DATA TO PROCESS:
──────

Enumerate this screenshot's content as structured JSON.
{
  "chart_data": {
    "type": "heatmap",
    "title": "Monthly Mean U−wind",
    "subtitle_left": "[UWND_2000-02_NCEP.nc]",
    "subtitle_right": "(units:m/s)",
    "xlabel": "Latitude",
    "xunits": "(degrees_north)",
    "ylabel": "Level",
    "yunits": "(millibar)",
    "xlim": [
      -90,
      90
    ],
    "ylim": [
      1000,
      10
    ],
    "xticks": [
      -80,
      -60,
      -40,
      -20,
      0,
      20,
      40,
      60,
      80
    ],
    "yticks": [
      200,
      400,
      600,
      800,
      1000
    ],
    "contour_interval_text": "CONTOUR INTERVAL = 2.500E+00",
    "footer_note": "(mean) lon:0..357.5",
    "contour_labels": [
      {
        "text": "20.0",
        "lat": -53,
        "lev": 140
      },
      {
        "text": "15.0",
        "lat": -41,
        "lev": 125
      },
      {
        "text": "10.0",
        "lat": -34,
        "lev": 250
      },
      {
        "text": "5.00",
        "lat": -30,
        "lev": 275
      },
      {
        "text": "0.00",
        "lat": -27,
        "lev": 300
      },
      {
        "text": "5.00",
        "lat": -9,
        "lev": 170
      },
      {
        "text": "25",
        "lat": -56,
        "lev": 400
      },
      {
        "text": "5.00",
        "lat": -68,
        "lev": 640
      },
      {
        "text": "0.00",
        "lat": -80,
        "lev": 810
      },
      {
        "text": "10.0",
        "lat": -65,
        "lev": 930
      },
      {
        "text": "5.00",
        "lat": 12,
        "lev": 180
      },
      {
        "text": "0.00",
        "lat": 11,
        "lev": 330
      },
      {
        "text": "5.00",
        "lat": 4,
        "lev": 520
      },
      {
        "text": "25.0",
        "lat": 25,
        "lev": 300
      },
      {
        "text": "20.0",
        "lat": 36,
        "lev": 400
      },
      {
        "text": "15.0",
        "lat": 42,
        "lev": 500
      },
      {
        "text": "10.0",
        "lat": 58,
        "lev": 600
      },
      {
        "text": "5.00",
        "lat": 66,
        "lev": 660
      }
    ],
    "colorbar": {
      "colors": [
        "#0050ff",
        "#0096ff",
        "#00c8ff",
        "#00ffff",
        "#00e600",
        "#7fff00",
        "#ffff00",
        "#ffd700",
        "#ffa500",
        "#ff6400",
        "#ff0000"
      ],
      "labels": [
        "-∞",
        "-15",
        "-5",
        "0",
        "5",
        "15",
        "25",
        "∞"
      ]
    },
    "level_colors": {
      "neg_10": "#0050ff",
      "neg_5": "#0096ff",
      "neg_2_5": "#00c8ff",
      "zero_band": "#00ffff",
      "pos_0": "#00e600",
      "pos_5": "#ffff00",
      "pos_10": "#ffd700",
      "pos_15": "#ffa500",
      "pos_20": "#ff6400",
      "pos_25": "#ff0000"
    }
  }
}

──────

WHAT YOU SHOULD DO: All of the material must be reproduced exactly.

ANSWER TO THE PROBLEM:
Enumerate this screenshot's content as structured JSON.
{
  "chart_data": {
    "type": "heatmap",
    "title": "Monthly Mean U−wind",
    "subtitle_left": "[UWND_2000-02_NCEP.nc]",
    "subtitle_right": "(units:m/s)",
    "xlabel": "Latitude",
    "xunits": "(degrees_north)",
    "ylabel": "Level",
    "yunits": "(millibar)",
    "xlim": [
      -90,
      90
    ],
    "ylim": [
      1000,
      10
    ],
    "xticks": [
      -80,
      -60,
      -40,
      -20,
      0,
      20,
      40,
      60,
      80
    ],
    "yticks": [
      200,
      400,
      600,
      800,
      1000
    ],
    "contour_interval_text": "CONTOUR INTERVAL = 2.500E+00",
    "footer_note": "(mean) lon:0..357.5",
    "contour_labels": [
      {
        "text": "20.0",
        "lat": -53,
        "lev": 140
      },
      {
        "text": "15.0",
        "lat": -41,
        "lev": 125
      },
      {
        "text": "10.0",
        "lat": -34,
        "lev": 250
      },
      {
        "text": "5.00",
        "lat": -30,
        "lev": 275
      },
      {
        "text": "0.00",
        "lat": -27,
        "lev": 300
      },
      {
        "text": "5.00",
        "lat": -9,
        "lev": 170
      },
      {
        "text": "25",
        "lat": -56,
        "lev": 400
      },
      {
        "text": "5.00",
        "lat": -68,
        "lev": 640
      },
      {
        "text": "0.00",
        "lat": -80,
        "lev": 810
      },
      {
        "text": "10.0",
        "lat": -65,
        "lev": 930
      },
      {
        "text": "5.00",
        "lat": 12,
        "lev": 180
      },
      {
        "text": "0.00",
        "lat": 11,
        "lev": 330
      },
      {
        "text": "5.00",
        "lat": 4,
        "lev": 520
      },
      {
        "text": "25.0",
        "lat": 25,
        "lev": 300
      },
      {
        "text": "20.0",
        "lat": 36,
        "lev": 400
      },
      {
        "text": "15.0",
        "lat": 42,
        "lev": 500
      },
      {
        "text": "10.0",
        "lat": 58,
        "lev": 600
      },
      {
        "text": "5.00",
        "lat": 66,
        "lev": 660
      }
    ],
    "colorbar": {
      "colors": [
        "#0050ff",
        "#0096ff",
        "#00c8ff",
        "#00ffff",
        "#00e600",
        "#7fff00",
        "#ffff00",
        "#ffd700",
        "#ffa500",
        "#ff6400",
        "#ff0000"
      ],
      "labels": [
        "-∞",
        "-15",
        "-5",
        "0",
        "5",
        "15",
        "25",
        "∞"
      ]
    },
    "level_colors": {
      "neg_10": "#0050ff",
      "neg_5": "#0096ff",
      "neg_2_5": "#00c8ff",
      "zero_band": "#00ffff",
      "pos_0": "#00e600",
      "pos_5": "#ffff00",
      "pos_10": "#ffd700",
      "pos_15": "#ffa500",
      "pos_20": "#ff6400",
      "pos_25": "#ff0000"
    }
  }
}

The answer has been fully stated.